- **Stated problem**
Can you find the lines of the listing that include "Power" and copy every one?

- **Stored data**

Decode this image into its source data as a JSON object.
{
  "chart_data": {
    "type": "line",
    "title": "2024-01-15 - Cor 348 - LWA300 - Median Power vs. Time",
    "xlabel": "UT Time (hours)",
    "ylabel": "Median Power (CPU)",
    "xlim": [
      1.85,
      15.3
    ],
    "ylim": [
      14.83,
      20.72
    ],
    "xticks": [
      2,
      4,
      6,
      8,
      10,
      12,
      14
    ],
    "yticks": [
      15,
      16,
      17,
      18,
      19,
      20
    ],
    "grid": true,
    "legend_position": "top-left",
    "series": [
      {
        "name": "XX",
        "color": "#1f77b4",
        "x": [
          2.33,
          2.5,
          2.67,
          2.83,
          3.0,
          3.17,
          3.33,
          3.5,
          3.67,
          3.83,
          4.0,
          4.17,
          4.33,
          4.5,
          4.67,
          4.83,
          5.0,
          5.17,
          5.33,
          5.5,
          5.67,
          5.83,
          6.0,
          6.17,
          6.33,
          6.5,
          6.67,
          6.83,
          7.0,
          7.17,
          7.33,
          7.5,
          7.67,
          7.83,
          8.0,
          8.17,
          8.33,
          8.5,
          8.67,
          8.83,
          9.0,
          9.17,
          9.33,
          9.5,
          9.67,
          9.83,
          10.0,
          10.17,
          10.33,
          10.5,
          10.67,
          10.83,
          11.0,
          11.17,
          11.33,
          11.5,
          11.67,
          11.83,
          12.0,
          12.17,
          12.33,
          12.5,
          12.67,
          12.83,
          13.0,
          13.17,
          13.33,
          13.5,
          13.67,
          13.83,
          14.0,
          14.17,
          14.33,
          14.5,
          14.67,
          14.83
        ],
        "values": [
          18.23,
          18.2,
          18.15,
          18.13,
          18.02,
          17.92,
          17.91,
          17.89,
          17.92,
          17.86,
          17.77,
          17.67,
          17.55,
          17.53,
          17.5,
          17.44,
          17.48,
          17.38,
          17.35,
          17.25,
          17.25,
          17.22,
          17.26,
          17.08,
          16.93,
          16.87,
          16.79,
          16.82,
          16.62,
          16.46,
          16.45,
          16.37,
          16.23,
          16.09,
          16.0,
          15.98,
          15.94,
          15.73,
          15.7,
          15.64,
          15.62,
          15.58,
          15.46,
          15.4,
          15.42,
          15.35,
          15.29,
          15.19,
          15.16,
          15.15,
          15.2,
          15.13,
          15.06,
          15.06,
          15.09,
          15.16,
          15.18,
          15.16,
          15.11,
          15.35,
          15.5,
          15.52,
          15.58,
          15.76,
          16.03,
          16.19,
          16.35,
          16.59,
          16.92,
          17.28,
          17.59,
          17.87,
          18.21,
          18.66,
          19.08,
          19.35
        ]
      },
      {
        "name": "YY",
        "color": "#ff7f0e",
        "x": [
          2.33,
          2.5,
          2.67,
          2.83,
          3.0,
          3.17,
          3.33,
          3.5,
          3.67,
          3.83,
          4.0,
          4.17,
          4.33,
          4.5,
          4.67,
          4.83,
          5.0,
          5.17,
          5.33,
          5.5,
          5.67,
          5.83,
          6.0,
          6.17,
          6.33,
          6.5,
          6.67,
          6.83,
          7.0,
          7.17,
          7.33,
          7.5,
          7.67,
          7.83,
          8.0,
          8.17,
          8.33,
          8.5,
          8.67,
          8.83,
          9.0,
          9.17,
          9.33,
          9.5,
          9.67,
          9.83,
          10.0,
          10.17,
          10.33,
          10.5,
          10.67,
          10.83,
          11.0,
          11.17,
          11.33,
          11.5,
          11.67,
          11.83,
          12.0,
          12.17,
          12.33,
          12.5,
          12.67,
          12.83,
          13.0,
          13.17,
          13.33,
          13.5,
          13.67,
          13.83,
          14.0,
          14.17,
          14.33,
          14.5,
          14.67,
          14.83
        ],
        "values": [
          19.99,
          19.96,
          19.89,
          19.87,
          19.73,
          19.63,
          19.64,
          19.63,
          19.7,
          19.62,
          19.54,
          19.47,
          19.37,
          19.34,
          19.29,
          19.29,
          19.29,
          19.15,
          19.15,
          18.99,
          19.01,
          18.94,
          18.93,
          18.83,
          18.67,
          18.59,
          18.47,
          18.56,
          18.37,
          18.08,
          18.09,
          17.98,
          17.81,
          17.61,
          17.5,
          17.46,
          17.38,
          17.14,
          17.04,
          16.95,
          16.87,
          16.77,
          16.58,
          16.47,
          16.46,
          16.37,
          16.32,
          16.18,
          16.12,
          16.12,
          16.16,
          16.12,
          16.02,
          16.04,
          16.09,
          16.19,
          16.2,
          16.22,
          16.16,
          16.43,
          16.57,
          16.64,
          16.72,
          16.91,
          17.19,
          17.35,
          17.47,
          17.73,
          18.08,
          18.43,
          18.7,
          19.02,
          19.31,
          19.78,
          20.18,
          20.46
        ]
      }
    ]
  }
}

- **Reply to the task**
    "title": "2024-01-15 - Cor 348 - LWA300 - Median Power vs. Time",
    "ylabel": "Median Power (CPU)",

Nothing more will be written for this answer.